What to do: Below are some records. Copy every line in them that holds "senpre".

--- Begin Provided material ---

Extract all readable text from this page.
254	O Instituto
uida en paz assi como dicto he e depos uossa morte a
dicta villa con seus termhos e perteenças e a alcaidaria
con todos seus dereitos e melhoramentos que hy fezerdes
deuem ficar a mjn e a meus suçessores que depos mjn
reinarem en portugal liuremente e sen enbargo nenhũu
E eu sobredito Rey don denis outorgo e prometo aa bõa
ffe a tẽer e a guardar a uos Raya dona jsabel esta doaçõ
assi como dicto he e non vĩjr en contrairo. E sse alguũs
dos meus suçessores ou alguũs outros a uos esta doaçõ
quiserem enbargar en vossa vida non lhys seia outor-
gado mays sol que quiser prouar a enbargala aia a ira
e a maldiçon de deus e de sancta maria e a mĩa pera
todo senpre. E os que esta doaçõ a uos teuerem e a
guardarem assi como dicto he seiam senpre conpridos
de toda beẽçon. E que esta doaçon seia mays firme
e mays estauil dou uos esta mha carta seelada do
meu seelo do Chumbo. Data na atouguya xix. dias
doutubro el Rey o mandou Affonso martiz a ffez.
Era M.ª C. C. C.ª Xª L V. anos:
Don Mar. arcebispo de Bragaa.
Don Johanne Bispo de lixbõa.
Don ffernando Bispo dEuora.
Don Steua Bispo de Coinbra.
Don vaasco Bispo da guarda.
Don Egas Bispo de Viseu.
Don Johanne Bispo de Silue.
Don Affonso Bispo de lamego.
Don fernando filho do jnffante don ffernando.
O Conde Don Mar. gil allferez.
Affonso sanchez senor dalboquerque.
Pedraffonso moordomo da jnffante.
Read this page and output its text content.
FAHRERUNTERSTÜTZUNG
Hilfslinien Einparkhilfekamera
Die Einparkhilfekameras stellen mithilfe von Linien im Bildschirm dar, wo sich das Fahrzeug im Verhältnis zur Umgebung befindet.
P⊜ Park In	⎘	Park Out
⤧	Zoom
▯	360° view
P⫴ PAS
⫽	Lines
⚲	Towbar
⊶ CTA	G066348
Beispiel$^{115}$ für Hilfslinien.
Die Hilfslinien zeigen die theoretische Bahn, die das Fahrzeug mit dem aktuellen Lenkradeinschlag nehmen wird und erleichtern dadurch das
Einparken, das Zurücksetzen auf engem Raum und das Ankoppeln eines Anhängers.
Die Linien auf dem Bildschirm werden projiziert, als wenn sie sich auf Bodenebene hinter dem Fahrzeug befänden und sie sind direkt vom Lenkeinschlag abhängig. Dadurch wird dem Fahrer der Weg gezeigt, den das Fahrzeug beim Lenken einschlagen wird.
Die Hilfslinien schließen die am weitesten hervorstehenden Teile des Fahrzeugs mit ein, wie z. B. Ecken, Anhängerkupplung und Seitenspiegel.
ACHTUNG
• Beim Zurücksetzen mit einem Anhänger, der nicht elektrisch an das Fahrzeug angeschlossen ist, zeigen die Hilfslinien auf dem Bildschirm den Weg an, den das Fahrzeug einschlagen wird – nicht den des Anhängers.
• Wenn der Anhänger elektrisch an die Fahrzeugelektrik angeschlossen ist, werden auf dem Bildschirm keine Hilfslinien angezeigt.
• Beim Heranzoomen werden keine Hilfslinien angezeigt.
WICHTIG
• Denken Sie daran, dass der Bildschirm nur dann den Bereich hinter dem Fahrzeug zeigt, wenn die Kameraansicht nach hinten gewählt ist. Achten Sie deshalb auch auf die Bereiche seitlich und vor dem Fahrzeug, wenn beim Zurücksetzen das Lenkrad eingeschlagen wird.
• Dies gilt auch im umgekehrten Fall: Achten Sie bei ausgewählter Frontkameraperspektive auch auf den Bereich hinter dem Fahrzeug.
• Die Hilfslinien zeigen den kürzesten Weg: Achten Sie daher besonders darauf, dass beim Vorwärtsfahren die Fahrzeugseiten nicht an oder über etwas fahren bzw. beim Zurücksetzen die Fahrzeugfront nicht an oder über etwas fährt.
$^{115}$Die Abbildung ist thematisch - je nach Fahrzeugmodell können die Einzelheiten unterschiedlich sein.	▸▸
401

--- End Provided material ---

Answer in full:
todo senpre. E os que esta doaçõ a uos teuerem e a
guardarem assi como dicto he seiam senpre conpridos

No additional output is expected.